> **Data to process**:

· · · · ·

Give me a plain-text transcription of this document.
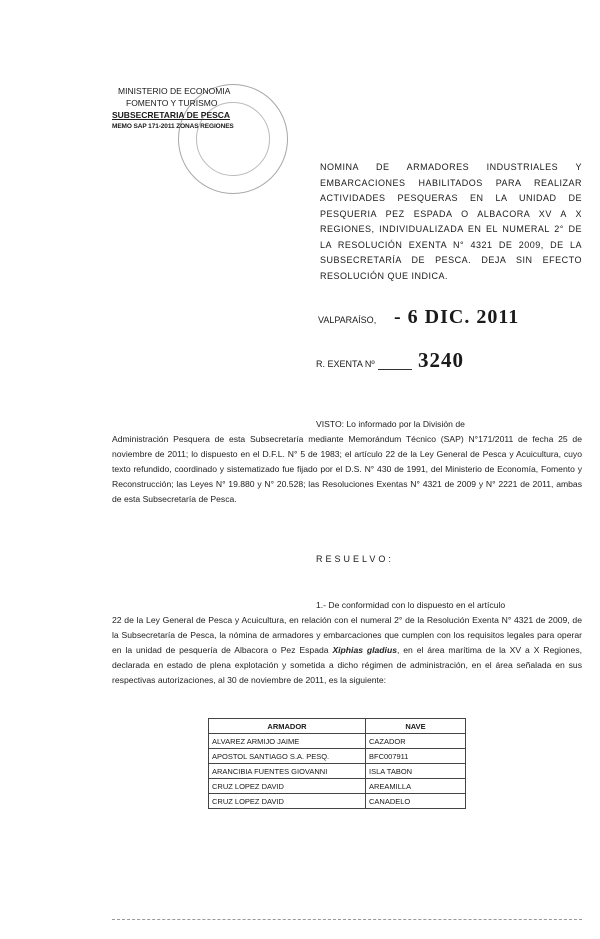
MINISTERIO DE ECONOMIA
FOMENTO Y TURISMO
SUBSECRETARIA DE PESCA
MEMO SAP 171-2011 ZONAS REGIONES
NOMINA DE ARMADORES INDUSTRIALES Y EMBARCACIONES HABILITADOS PARA REALIZAR ACTIVIDADES PESQUERAS EN LA UNIDAD DE PESQUERIA PEZ ESPADA O ALBACORA XV A X REGIONES, INDIVIDUALIZADA EN EL NUMERAL 2° DE LA RESOLUCIÓN EXENTA N° 4321 DE 2009, DE LA SUBSECRETARÍA DE PESCA. DEJA SIN EFECTO RESOLUCIÓN QUE INDICA.
VALPARAÍSO, - 6 DIC. 2011
R. EXENTA Nº 3240
VISTO: Lo informado por la División de
Administración Pesquera de esta Subsecretaría mediante Memorándum Técnico (SAP) N°171/2011 de fecha 25 de noviembre de 2011; lo dispuesto en el D.F.L. N° 5 de 1983; el artículo 22 de la Ley General de Pesca y Acuicultura, cuyo texto refundido, coordinado y sistematizado fue fijado por el D.S. N° 430 de 1991, del Ministerio de Economía, Fomento y Reconstrucción; las Leyes N° 19.880 y N° 20.528; las Resoluciones Exentas N° 4321 de 2009 y N° 2221 de 2011, ambas de esta Subsecretaría de Pesca.
RESUELVO:
1.- De conformidad con lo dispuesto en el artículo
22 de la Ley General de Pesca y Acuicultura, en relación con el numeral 2° de la Resolución Exenta N° 4321 de 2009, de la Subsecretaría de Pesca, la nómina de armadores y embarcaciones que cumplen con los requisitos legales para operar en la unidad de pesquería de Albacora o Pez Espada Xiphias gladius, en el área marítima de la XV a X Regiones, declarada en estado de plena explotación y sometida a dicho régimen de administración, en el área señalada en sus respectivas autorizaciones, al 30 de noviembre de 2011, es la siguiente:
ARMADOR	NAVE
ALVAREZ ARMIJO JAIME	CAZADOR
APOSTOL SANTIAGO S.A. PESQ.	BFC007911
ARANCIBIA FUENTES GIOVANNI	ISLA TABON
CRUZ LOPEZ DAVID	AREAMILLA
CRUZ LOPEZ DAVID	CANADELO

· · · · ·

> **Request**:
Among the lines of the data above, determine how many contain the word "General". Report the number alone.

> **Solution to this problem**:
2